● **What is being asked**: Your task is to copy every line of the records below that contains "text".

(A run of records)
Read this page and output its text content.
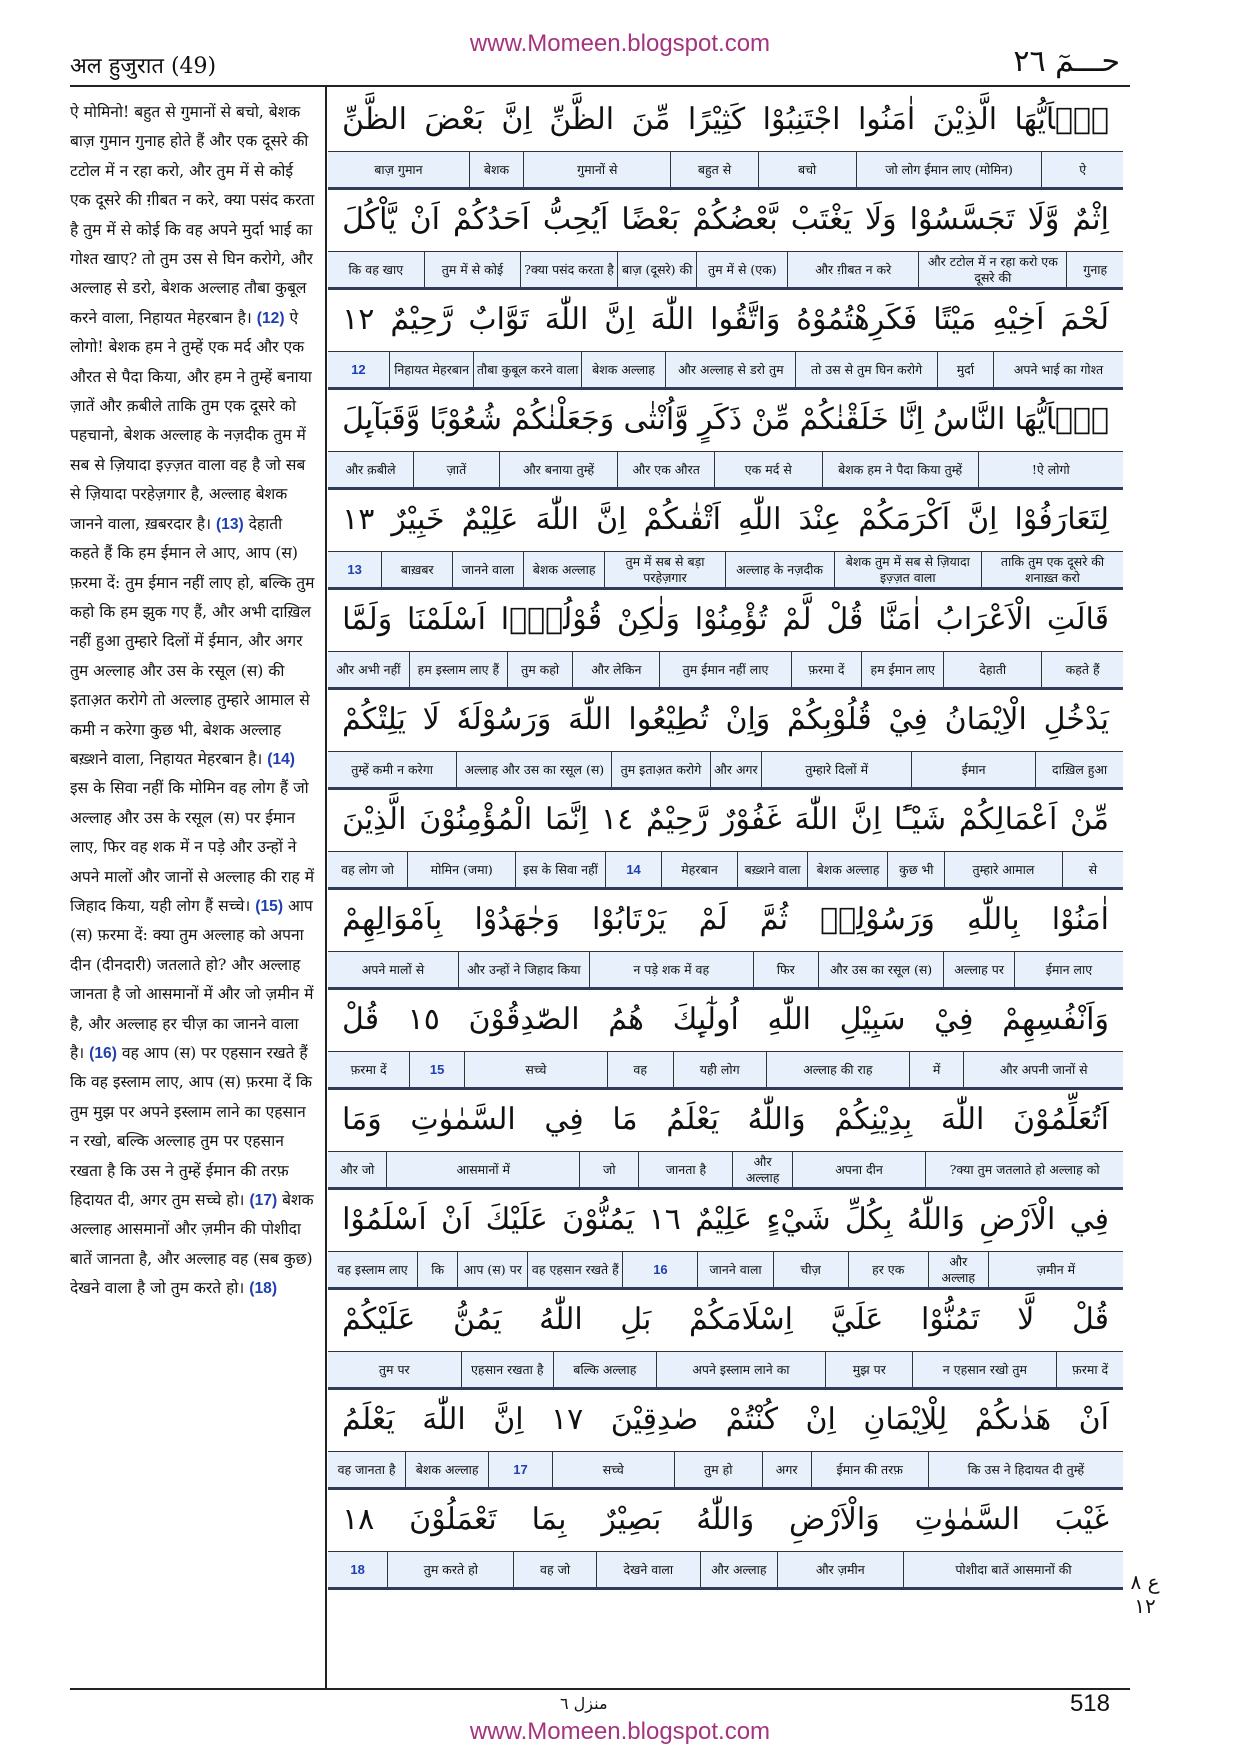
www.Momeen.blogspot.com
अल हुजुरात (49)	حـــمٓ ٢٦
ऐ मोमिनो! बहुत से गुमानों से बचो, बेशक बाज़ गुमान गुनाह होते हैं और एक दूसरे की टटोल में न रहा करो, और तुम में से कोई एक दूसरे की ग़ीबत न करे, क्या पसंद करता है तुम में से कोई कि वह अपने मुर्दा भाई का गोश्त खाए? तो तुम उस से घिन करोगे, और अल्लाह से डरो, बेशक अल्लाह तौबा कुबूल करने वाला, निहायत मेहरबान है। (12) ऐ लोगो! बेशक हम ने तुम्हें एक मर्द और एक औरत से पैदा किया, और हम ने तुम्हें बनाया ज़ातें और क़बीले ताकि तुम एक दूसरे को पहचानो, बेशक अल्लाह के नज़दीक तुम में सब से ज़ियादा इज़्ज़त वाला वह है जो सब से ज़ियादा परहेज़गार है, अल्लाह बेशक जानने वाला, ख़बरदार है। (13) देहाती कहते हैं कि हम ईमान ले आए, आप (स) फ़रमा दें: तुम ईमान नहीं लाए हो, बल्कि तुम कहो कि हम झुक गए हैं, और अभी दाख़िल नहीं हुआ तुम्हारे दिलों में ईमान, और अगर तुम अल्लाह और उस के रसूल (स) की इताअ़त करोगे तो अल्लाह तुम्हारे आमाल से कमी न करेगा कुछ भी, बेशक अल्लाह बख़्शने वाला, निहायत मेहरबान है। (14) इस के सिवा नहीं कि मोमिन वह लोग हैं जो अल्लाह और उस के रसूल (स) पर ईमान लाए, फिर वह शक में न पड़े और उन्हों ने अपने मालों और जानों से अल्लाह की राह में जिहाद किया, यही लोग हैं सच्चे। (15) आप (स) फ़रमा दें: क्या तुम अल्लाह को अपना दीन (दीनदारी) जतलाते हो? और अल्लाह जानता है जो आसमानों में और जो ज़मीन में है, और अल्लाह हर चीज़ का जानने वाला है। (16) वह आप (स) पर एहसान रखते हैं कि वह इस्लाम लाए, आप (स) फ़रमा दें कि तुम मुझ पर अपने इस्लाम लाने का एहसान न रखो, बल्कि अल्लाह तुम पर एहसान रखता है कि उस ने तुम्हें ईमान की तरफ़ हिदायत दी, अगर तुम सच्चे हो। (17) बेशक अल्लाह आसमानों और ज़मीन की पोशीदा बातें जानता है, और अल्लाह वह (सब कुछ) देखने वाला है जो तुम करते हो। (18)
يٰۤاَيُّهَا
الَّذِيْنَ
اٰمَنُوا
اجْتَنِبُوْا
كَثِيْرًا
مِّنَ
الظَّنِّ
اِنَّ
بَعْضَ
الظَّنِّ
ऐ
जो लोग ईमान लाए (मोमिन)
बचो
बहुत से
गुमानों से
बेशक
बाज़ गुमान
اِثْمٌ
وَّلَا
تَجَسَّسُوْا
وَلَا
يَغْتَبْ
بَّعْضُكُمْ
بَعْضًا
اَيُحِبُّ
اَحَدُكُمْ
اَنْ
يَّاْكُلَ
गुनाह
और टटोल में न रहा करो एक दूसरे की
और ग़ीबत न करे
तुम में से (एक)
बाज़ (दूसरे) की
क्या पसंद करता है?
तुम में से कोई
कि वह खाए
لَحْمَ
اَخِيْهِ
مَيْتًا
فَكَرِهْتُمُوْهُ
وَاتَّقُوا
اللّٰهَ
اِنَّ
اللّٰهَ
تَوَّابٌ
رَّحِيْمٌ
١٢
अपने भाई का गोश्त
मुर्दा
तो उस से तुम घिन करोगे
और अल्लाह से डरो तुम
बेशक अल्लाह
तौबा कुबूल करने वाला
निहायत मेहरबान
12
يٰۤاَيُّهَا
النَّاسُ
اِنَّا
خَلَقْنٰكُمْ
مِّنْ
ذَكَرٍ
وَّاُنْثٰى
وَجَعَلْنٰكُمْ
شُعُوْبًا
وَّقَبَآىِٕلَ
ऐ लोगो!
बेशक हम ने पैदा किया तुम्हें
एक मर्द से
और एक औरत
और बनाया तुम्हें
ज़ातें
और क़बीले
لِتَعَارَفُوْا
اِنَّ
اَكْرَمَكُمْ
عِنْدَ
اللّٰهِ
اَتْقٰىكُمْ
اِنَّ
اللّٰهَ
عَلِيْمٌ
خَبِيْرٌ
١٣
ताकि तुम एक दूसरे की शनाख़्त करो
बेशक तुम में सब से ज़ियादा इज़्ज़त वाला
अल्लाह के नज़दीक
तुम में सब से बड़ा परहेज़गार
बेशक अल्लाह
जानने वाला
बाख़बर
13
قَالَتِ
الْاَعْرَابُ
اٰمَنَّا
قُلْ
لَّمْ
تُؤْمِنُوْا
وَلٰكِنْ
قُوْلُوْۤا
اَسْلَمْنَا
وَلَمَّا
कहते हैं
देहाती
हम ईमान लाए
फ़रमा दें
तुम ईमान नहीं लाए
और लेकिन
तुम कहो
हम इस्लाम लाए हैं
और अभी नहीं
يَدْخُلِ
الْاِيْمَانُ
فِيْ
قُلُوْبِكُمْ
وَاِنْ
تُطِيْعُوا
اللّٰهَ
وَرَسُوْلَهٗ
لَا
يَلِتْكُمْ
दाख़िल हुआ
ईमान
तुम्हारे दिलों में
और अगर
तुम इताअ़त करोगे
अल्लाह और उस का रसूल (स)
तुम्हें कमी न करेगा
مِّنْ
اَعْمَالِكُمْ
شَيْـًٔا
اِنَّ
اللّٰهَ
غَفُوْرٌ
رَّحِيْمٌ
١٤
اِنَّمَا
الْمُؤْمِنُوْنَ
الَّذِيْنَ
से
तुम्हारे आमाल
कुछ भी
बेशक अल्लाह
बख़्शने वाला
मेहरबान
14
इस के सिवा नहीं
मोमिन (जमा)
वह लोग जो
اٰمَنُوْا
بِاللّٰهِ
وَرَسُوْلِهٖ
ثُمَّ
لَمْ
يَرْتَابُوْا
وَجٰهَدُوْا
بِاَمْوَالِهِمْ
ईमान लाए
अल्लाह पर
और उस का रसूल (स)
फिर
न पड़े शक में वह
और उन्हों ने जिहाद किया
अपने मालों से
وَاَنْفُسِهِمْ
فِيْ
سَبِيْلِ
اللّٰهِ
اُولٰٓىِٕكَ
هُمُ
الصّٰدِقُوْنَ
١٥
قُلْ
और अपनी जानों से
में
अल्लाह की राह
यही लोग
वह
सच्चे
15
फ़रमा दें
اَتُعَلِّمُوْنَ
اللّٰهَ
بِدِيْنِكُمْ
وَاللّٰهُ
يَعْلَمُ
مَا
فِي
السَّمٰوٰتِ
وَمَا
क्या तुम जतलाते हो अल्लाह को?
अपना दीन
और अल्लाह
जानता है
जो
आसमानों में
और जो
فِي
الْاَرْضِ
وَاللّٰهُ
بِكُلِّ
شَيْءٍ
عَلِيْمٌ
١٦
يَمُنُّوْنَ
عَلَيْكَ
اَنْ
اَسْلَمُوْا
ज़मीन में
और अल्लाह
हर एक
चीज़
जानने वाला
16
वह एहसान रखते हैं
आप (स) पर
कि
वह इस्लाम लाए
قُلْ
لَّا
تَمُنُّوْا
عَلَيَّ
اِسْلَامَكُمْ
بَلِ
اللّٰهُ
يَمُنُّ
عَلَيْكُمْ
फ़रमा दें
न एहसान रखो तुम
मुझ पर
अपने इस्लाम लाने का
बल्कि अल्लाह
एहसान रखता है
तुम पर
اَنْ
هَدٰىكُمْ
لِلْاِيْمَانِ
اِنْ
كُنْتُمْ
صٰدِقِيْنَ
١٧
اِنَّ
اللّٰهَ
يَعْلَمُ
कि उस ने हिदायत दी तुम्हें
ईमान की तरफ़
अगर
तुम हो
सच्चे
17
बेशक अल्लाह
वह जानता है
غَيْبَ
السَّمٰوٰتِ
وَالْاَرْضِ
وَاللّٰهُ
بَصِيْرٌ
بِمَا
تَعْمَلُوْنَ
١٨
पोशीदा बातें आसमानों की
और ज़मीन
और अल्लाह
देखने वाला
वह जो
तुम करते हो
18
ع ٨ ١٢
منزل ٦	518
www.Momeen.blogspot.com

...

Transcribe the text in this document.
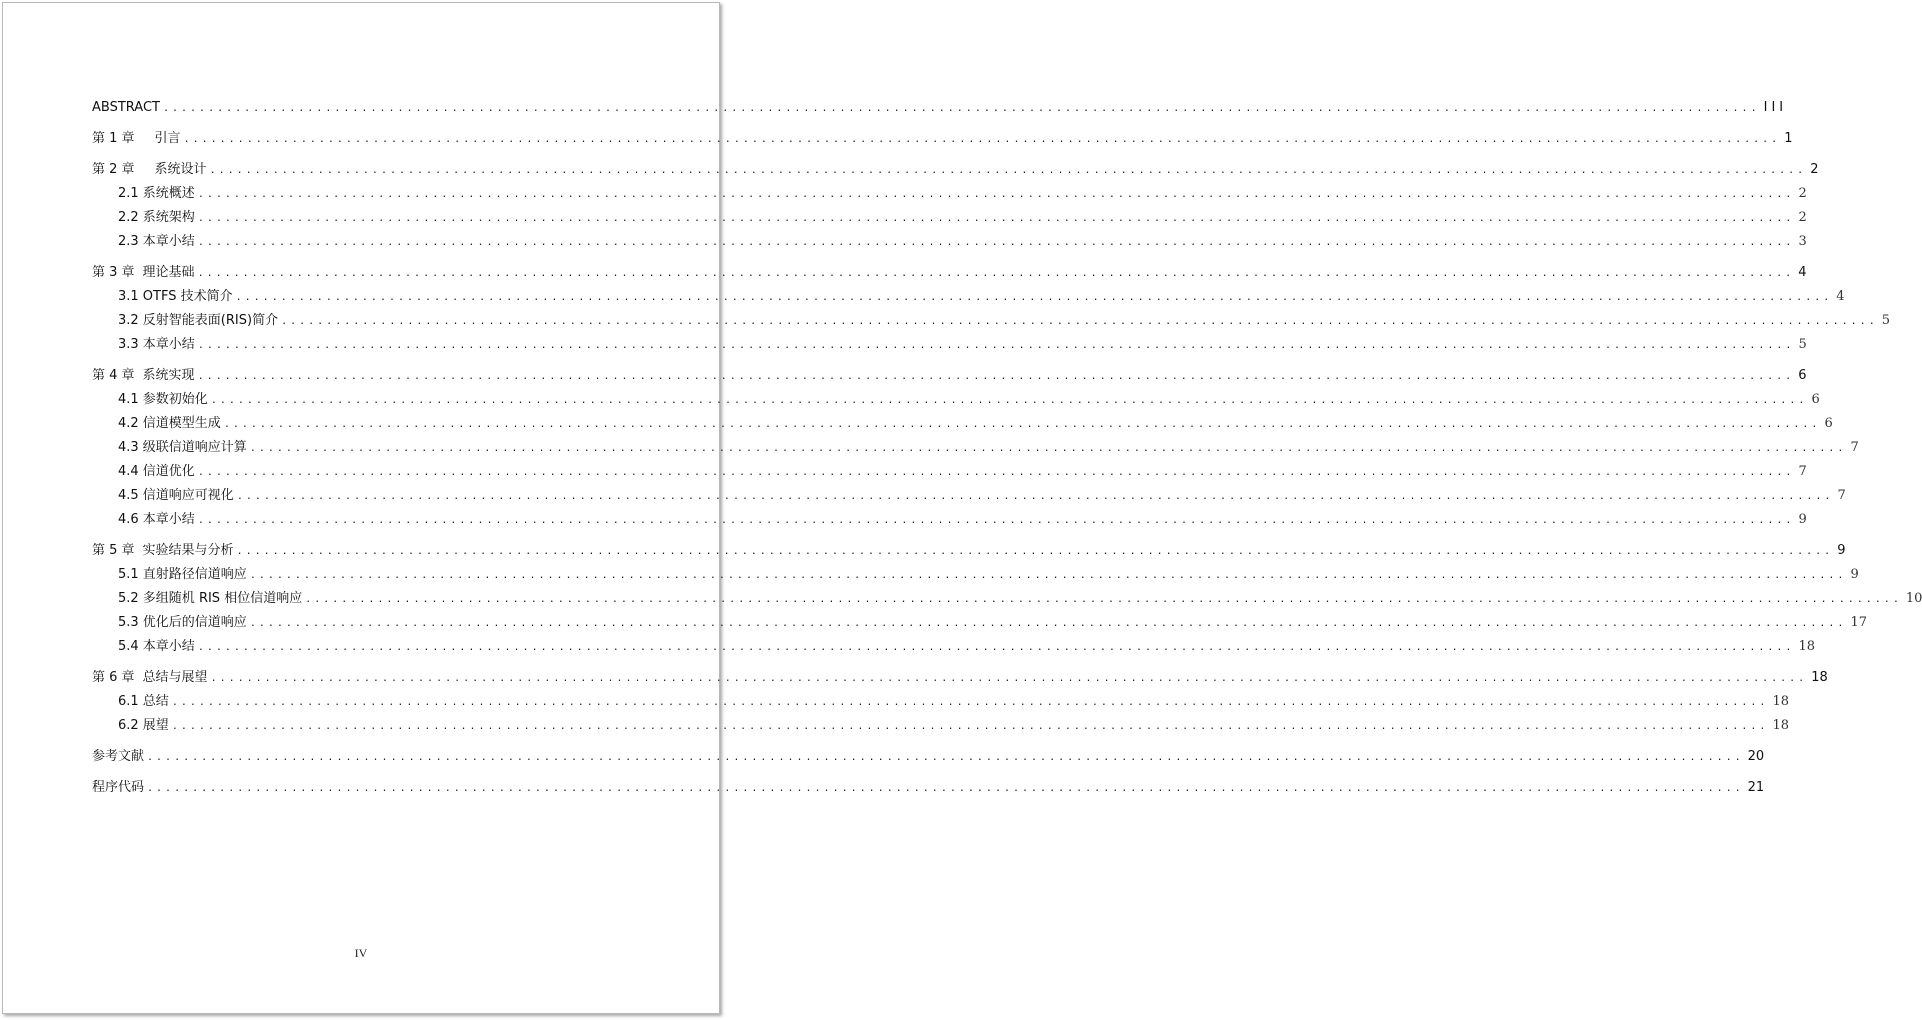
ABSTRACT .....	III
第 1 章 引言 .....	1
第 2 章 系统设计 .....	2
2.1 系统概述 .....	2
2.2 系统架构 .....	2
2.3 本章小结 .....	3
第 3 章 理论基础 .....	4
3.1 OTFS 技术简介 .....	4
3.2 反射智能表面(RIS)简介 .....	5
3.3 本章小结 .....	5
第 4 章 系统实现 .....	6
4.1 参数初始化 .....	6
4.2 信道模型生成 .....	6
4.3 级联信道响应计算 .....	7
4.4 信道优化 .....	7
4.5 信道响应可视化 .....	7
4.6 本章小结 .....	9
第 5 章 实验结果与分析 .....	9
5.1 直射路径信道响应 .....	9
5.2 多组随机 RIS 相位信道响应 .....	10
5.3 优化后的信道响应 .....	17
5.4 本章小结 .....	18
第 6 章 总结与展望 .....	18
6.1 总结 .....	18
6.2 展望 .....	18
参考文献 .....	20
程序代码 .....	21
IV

● **Task answer**:
Read this page and output its text content.
Transcribe the text in this document.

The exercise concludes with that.